start

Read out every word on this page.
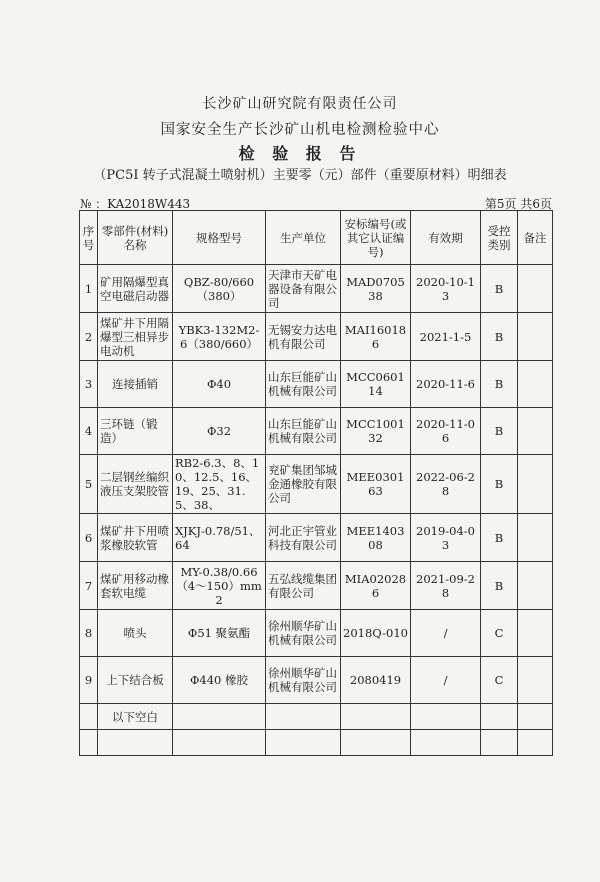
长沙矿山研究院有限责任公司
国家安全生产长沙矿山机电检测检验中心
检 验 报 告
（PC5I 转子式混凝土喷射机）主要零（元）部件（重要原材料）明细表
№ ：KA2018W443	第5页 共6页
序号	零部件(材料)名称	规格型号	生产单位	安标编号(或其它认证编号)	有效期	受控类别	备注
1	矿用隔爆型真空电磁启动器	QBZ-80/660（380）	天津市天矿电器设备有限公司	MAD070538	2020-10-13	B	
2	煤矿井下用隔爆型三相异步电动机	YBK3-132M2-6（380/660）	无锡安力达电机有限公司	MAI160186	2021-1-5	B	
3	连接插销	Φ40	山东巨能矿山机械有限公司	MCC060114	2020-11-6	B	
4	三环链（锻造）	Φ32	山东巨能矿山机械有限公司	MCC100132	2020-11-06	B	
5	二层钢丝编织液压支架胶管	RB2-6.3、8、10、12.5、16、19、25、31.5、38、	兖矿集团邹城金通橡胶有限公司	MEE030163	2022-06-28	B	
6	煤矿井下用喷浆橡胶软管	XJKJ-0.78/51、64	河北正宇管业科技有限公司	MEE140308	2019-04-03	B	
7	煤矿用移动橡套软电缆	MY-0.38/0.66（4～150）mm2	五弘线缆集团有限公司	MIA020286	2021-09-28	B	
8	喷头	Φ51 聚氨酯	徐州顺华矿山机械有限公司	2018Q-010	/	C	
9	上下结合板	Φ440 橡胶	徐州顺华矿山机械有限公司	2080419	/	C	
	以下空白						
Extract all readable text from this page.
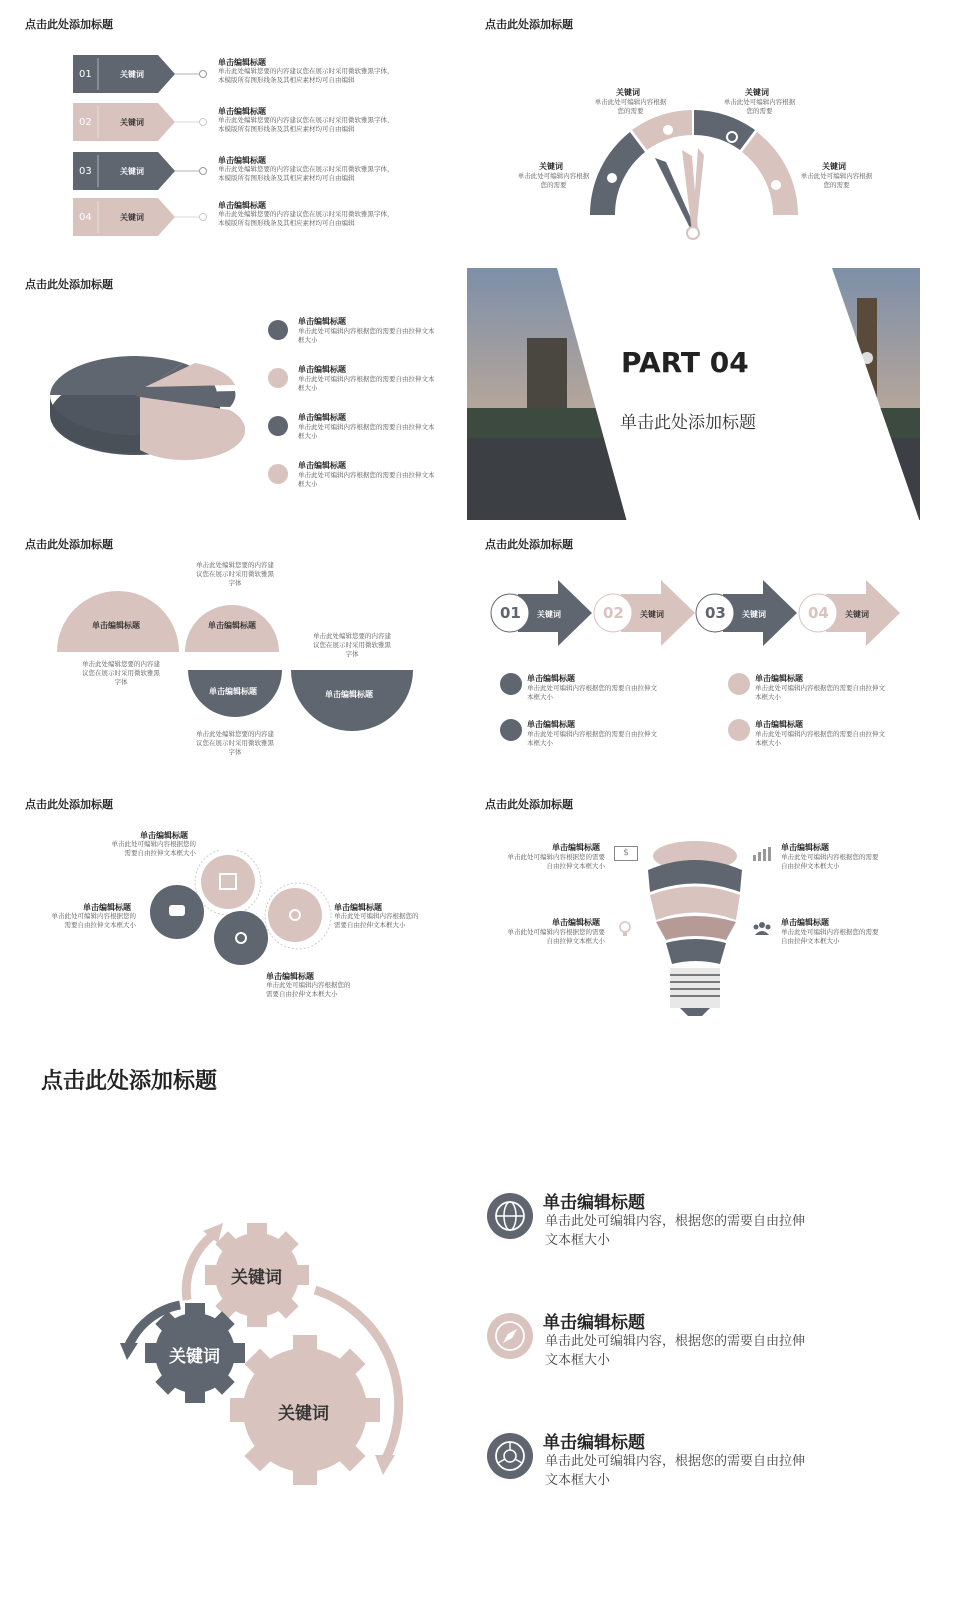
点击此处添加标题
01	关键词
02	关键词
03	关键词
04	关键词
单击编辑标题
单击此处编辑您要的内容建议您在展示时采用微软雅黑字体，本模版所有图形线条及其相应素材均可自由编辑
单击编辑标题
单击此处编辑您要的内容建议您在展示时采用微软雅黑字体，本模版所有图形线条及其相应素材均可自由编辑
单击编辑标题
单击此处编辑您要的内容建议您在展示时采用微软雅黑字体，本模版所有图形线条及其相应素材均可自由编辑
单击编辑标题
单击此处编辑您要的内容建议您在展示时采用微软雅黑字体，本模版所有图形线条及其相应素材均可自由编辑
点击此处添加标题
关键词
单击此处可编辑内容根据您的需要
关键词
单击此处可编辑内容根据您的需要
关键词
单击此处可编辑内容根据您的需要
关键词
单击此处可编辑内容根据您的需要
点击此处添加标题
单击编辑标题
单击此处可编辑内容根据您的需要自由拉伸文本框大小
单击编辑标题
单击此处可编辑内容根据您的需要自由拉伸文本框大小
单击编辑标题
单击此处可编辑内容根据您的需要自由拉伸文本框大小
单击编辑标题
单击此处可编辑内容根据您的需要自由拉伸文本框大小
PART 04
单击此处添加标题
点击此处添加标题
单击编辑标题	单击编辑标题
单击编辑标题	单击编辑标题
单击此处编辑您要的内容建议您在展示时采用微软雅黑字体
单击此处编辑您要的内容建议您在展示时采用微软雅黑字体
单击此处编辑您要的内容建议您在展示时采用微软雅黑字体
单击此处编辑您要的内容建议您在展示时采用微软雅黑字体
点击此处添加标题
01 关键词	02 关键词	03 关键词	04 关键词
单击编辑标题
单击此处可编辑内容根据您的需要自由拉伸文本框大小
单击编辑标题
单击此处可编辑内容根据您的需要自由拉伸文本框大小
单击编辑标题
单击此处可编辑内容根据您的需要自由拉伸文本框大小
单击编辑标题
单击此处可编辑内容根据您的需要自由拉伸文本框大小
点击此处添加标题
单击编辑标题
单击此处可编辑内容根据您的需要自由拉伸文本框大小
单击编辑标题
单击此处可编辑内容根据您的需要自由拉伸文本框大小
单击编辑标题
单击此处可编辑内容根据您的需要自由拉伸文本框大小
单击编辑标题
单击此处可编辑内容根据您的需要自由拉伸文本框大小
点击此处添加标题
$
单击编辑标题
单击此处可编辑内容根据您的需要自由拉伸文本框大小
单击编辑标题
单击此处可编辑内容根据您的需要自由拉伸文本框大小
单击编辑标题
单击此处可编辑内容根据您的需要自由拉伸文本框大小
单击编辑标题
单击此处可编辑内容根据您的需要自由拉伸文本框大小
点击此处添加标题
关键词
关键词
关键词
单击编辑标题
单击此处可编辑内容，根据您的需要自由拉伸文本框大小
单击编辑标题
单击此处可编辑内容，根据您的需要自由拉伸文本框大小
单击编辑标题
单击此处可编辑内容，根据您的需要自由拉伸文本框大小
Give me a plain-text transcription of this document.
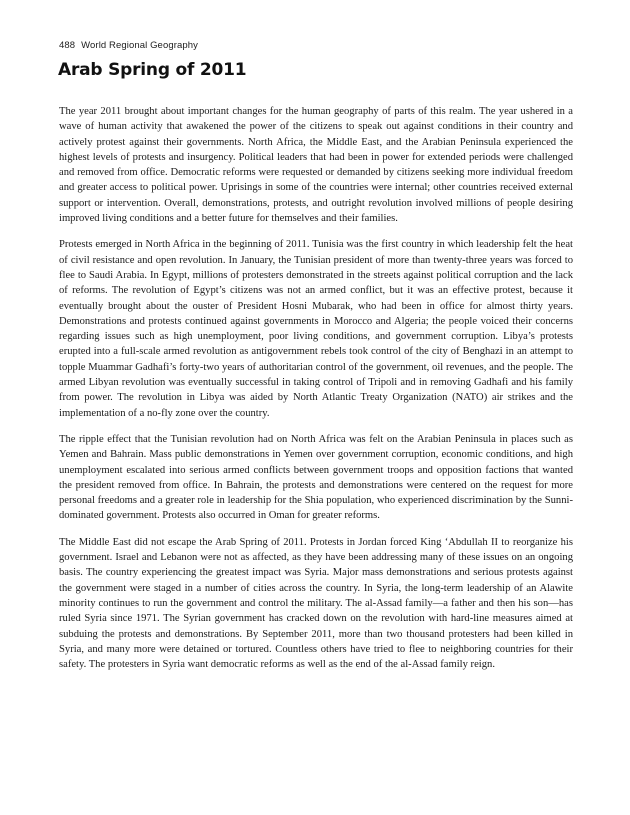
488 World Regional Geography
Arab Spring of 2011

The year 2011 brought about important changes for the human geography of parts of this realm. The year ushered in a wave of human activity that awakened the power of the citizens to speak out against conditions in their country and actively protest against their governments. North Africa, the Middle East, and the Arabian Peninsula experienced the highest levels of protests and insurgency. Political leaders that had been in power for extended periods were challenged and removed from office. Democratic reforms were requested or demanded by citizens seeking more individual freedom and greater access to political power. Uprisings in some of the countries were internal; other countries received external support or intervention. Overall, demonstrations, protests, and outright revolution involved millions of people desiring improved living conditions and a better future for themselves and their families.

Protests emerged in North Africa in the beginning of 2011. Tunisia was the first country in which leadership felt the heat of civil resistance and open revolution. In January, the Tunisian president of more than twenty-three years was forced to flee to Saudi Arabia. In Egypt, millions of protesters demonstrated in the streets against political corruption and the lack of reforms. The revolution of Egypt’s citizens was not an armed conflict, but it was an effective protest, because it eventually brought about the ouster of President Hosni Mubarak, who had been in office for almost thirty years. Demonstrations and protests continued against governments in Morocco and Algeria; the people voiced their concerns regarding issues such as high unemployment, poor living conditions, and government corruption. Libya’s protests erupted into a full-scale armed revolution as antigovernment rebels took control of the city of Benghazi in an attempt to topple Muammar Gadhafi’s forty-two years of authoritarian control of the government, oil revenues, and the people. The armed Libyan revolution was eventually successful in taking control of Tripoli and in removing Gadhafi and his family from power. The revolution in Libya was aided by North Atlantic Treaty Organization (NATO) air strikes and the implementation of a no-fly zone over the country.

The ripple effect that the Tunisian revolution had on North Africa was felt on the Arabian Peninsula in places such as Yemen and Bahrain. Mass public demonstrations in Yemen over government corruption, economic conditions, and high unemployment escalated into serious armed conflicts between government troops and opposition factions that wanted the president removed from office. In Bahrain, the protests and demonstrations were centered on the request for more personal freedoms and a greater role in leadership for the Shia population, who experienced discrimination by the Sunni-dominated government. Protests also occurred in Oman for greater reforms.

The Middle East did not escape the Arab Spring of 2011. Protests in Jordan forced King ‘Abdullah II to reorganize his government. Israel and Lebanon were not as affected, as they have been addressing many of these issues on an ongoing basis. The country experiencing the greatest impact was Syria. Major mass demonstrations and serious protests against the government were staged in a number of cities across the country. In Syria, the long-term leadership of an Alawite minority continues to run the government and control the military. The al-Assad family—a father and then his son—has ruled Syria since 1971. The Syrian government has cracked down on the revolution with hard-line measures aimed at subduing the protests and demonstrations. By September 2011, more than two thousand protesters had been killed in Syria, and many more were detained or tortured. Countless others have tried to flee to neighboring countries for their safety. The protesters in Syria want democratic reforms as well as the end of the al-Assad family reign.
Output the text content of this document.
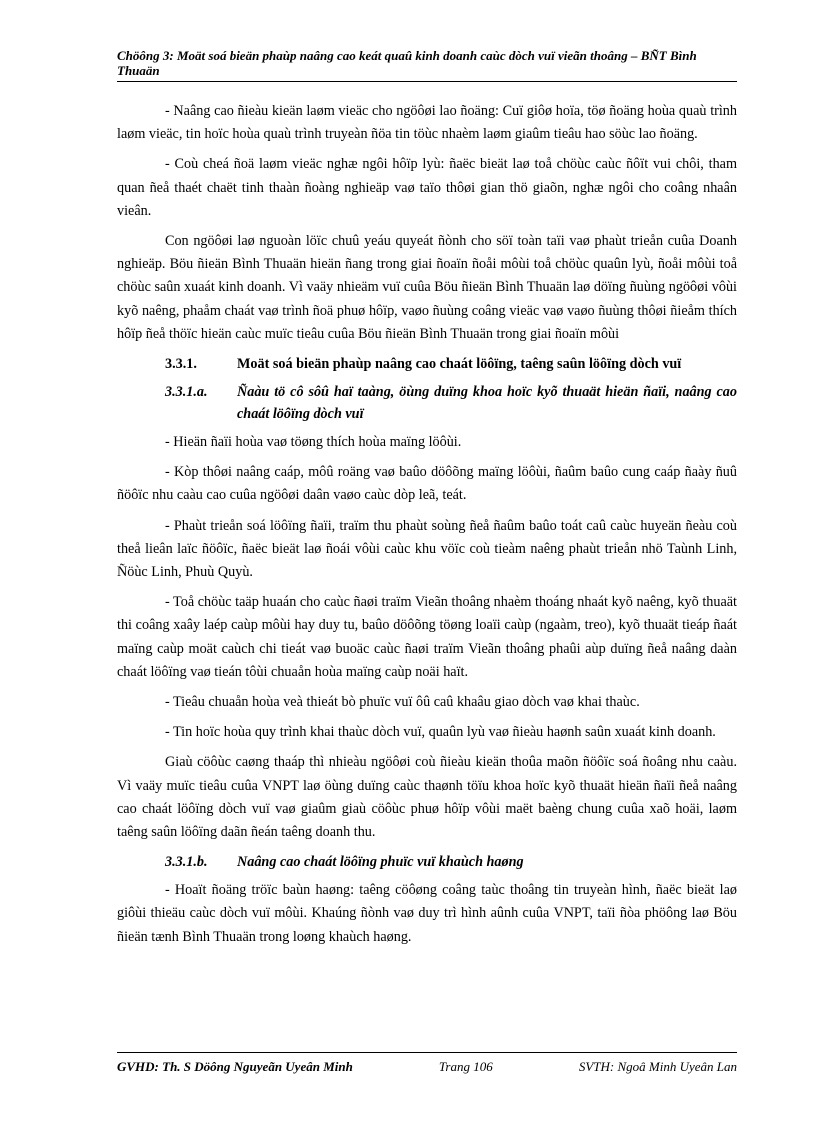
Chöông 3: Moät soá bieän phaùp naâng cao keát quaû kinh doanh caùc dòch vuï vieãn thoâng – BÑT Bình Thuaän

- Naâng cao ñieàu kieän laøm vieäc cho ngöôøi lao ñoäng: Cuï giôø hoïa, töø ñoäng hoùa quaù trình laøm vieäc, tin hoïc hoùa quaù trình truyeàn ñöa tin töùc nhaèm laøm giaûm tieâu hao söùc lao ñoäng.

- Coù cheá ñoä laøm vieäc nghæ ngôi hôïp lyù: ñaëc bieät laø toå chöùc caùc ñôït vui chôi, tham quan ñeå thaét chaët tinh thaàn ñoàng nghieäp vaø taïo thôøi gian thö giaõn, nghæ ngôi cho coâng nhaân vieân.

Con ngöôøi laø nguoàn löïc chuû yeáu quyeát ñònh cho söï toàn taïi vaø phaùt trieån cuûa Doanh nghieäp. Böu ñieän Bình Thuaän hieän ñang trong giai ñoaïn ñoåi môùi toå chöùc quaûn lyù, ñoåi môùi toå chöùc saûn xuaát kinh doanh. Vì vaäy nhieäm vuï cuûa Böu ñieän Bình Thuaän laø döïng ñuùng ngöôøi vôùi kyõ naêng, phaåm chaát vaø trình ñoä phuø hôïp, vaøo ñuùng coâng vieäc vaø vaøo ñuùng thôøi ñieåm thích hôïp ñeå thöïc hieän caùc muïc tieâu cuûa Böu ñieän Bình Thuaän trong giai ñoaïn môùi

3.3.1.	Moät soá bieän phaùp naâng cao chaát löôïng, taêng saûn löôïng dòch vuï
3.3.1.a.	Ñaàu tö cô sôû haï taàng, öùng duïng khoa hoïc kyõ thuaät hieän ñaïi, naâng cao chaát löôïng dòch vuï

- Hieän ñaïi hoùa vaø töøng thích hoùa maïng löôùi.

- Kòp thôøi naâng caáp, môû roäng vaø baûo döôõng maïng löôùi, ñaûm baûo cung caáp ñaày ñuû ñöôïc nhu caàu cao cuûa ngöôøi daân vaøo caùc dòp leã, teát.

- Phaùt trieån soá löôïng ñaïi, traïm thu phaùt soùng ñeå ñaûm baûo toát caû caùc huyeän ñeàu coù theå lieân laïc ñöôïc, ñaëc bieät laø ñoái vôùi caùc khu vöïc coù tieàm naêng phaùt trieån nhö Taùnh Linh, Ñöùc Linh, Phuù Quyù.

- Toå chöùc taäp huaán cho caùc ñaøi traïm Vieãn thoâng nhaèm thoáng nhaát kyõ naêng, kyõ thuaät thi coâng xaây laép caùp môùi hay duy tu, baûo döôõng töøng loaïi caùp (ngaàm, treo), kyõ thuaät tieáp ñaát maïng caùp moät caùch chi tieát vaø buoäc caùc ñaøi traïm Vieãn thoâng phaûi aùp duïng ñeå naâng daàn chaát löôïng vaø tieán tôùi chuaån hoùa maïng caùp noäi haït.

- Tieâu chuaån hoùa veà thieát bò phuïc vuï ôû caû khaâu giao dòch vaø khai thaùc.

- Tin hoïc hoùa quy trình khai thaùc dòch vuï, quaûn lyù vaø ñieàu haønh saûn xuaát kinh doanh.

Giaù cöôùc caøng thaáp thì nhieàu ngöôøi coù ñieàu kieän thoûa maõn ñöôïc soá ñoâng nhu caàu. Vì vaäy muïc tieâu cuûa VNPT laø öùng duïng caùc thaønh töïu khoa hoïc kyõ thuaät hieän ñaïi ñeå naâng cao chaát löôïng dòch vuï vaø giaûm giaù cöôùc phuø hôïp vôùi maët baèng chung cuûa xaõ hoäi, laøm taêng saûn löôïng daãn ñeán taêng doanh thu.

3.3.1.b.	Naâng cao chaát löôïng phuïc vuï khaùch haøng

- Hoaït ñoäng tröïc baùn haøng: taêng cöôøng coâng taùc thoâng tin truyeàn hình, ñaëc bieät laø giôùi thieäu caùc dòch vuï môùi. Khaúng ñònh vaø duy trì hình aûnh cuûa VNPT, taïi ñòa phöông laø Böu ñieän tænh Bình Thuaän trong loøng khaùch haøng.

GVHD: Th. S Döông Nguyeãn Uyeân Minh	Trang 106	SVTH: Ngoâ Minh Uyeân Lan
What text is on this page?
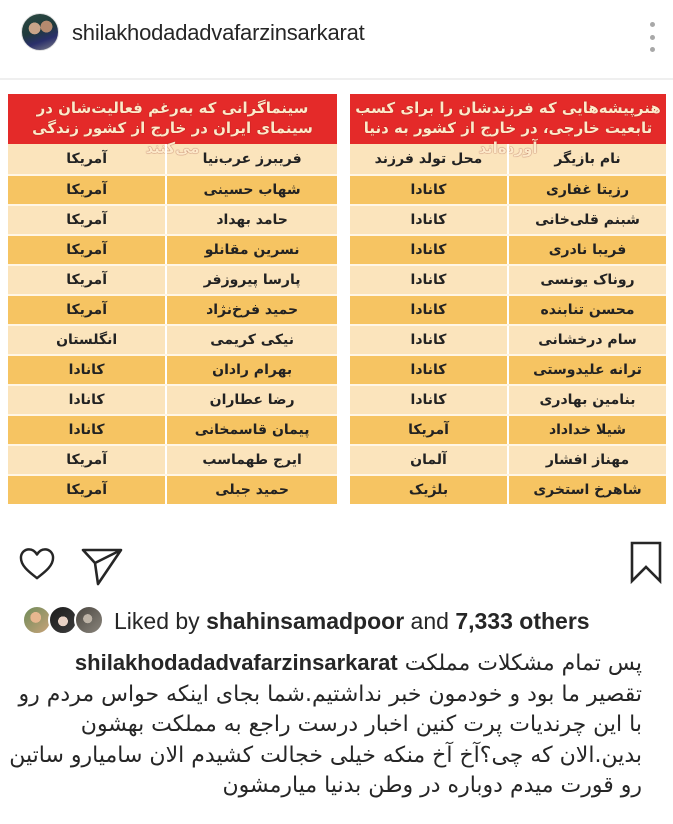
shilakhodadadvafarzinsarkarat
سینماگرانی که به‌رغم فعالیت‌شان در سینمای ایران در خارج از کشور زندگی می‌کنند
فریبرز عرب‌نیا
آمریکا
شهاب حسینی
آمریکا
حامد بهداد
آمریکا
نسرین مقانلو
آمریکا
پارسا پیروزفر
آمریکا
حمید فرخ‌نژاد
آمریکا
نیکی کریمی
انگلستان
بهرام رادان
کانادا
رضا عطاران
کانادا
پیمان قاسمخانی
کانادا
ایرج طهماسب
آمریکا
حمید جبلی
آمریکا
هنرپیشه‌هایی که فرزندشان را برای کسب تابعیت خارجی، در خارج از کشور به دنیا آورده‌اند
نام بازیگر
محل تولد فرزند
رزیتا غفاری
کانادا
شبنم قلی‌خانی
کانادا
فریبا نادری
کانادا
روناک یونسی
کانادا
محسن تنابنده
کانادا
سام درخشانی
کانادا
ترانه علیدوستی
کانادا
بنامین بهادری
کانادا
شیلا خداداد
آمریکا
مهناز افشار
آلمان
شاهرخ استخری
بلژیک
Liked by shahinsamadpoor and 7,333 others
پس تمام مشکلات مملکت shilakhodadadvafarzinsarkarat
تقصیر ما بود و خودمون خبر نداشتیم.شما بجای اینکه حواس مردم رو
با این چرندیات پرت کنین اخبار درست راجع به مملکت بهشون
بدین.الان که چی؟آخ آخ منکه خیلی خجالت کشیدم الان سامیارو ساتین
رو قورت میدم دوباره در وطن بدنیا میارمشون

end

**Set exercise:** Look over the listing above. Pick out and copy every line that includes "document".

**Solution to this problem:**
Give me a plain-text transcription of this document.
Output the text content of this document.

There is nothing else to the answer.